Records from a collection
*-*-*

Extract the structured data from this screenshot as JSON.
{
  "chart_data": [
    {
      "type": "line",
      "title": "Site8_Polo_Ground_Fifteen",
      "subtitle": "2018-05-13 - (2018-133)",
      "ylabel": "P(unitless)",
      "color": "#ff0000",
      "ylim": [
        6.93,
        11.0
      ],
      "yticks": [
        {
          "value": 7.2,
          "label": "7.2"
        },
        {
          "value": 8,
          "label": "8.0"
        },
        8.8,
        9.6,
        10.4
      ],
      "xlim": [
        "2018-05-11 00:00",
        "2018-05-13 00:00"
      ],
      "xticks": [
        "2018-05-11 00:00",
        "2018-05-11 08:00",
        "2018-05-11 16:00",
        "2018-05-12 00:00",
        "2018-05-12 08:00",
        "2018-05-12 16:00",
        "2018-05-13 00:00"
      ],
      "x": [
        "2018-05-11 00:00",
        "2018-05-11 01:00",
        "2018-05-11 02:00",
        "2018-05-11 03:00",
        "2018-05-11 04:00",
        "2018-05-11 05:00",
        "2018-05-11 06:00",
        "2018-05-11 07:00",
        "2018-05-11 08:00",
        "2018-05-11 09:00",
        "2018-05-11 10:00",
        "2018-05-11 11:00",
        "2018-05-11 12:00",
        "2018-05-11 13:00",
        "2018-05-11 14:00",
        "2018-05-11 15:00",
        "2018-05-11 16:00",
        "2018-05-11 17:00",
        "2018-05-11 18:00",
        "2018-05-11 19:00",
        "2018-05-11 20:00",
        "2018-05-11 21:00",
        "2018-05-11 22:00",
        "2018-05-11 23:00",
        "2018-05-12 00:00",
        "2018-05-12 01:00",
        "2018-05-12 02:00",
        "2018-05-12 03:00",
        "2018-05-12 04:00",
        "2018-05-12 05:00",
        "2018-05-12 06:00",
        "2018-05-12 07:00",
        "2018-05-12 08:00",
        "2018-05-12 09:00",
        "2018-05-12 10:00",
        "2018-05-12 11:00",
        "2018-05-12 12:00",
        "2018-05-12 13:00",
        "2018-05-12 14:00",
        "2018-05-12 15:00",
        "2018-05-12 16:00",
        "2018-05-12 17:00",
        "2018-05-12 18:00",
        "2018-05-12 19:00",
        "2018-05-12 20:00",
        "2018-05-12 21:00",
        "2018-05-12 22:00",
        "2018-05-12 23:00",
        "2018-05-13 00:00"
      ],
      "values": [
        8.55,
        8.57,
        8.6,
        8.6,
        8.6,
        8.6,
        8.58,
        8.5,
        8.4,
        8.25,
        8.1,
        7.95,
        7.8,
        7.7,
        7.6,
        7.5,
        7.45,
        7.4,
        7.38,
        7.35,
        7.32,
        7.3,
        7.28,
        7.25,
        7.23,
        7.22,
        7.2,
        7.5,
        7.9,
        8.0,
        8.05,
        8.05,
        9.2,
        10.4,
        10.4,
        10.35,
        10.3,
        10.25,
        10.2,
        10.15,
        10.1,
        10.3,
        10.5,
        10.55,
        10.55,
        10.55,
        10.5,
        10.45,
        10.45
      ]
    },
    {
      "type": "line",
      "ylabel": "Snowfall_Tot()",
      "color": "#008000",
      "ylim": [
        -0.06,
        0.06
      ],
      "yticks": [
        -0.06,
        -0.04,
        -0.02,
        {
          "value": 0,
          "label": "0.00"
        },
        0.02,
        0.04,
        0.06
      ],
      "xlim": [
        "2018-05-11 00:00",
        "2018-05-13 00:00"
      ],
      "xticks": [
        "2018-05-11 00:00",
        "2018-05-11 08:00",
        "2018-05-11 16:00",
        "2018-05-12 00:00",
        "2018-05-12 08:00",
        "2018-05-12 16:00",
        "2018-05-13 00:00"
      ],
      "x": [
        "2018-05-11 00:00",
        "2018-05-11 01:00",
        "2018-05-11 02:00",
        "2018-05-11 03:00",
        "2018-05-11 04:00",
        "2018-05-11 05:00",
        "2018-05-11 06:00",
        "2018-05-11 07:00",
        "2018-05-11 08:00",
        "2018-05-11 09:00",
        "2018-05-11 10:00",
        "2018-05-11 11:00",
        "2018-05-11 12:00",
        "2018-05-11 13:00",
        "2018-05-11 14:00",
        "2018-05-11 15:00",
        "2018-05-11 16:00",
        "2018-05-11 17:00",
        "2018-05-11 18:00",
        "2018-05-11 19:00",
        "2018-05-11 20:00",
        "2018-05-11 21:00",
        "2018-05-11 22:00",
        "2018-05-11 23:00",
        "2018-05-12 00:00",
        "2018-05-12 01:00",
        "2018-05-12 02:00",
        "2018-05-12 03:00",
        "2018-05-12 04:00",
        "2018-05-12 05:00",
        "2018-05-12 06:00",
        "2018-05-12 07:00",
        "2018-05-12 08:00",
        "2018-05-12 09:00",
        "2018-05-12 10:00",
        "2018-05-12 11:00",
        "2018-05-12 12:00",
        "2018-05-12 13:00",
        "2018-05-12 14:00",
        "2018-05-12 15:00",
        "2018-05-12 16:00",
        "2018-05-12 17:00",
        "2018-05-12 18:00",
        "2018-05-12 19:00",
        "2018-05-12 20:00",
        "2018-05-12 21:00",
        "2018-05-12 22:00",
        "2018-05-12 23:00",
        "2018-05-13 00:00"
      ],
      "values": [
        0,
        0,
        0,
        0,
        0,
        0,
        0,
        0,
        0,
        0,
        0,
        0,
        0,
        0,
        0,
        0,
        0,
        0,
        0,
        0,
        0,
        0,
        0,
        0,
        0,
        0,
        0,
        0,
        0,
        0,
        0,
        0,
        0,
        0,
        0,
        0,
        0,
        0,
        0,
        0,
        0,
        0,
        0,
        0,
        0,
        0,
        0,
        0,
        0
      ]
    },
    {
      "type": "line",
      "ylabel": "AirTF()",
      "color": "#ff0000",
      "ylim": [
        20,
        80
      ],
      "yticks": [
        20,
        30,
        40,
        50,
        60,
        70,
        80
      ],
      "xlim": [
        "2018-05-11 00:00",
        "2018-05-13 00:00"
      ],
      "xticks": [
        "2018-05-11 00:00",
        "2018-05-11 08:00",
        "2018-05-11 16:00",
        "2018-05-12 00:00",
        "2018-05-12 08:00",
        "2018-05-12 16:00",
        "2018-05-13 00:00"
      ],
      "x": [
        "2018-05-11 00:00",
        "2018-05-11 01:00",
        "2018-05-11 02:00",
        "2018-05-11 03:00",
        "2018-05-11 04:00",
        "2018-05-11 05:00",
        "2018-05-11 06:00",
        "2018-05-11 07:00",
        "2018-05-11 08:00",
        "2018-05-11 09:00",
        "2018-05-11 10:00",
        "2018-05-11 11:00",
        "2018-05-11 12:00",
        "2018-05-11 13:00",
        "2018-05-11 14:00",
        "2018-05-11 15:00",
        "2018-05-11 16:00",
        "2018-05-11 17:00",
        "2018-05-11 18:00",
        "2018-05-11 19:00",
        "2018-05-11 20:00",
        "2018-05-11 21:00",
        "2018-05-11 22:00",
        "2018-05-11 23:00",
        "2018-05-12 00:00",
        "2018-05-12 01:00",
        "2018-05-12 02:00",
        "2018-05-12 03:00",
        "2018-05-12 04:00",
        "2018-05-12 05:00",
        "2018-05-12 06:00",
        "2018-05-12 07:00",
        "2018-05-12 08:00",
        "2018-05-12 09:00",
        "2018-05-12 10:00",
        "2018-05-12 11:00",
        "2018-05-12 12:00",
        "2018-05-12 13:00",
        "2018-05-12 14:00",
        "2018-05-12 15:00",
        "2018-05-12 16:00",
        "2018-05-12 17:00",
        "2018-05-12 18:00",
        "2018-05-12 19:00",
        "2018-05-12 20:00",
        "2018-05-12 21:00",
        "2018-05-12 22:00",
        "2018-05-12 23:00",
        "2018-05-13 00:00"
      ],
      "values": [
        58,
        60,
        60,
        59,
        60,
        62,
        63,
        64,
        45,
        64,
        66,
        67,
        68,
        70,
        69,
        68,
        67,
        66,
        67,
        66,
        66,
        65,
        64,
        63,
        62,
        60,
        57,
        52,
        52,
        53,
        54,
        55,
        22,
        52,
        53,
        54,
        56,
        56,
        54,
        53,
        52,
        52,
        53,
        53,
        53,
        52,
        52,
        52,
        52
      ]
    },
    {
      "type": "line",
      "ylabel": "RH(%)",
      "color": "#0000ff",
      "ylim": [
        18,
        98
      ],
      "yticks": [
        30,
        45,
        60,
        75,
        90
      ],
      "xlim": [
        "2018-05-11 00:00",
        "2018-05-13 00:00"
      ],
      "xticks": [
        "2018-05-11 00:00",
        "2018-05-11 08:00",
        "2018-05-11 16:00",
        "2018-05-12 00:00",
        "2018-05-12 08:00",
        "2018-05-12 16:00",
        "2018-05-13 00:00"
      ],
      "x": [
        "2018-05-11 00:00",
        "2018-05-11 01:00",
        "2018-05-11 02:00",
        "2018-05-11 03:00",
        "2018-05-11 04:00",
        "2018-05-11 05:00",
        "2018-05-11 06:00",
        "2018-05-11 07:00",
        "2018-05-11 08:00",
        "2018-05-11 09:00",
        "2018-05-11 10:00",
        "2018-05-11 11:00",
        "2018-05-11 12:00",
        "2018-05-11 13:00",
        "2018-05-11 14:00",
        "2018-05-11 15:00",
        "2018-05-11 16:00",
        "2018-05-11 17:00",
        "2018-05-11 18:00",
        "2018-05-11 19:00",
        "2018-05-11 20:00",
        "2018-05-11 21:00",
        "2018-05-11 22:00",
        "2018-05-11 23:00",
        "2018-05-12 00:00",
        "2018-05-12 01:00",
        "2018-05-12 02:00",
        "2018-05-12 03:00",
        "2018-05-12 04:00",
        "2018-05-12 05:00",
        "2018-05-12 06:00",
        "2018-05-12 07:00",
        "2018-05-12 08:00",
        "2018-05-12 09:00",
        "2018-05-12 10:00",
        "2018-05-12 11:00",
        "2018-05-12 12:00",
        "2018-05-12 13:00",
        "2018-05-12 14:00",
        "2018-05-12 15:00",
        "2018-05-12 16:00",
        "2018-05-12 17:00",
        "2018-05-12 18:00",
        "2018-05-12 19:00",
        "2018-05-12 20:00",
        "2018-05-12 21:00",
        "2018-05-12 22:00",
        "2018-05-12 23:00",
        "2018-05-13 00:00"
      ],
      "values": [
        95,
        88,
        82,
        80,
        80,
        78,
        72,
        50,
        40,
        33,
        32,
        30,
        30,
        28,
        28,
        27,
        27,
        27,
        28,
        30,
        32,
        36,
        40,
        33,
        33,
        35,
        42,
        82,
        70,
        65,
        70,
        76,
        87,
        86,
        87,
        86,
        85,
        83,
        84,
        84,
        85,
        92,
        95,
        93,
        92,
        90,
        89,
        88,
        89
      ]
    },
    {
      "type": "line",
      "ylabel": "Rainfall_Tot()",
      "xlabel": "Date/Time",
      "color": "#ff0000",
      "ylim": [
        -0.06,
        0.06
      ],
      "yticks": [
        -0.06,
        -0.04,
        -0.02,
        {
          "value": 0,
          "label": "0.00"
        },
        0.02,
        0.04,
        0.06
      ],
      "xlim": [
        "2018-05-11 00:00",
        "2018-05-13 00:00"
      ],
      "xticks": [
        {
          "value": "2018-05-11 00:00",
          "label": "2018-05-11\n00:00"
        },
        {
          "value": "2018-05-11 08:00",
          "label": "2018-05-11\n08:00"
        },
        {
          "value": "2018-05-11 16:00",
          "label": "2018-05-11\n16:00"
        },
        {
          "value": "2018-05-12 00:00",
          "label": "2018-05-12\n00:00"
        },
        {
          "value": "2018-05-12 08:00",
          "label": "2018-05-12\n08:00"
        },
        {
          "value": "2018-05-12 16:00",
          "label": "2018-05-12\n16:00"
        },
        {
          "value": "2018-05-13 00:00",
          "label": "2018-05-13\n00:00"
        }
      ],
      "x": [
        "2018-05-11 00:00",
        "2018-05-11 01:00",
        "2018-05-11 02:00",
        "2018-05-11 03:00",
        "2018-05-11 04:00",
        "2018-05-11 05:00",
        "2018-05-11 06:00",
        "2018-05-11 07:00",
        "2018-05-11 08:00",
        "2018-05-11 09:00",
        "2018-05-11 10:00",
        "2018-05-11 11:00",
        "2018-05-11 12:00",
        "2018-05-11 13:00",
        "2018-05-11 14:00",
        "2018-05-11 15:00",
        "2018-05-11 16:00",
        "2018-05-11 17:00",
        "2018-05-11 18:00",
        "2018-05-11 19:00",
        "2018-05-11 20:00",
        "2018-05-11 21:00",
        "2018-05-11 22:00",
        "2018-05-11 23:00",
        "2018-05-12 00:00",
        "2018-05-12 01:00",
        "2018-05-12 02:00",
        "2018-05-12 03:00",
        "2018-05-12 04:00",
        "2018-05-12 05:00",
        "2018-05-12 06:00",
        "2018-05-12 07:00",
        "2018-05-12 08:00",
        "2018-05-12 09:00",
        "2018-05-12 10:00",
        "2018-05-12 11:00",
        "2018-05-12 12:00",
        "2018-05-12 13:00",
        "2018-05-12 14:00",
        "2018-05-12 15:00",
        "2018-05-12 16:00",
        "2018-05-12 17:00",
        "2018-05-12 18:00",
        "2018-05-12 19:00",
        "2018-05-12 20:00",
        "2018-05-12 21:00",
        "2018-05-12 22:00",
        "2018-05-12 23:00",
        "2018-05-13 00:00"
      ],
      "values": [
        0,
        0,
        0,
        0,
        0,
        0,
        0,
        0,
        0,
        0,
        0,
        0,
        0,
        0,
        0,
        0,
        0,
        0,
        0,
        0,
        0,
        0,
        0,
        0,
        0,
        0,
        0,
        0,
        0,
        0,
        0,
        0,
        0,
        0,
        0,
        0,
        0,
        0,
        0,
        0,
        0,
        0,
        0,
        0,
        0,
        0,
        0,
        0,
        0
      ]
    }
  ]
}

*-*-*

Task requirements:
Gather all lines from the records above in which "ylabel" appears.

Exercise result:
      "ylabel": "P(unitless)",
      "ylabel": "Snowfall_Tot()",
      "ylabel": "AirTF()",
      "ylabel": "RH(%)",
      "ylabel": "Rainfall_Tot()",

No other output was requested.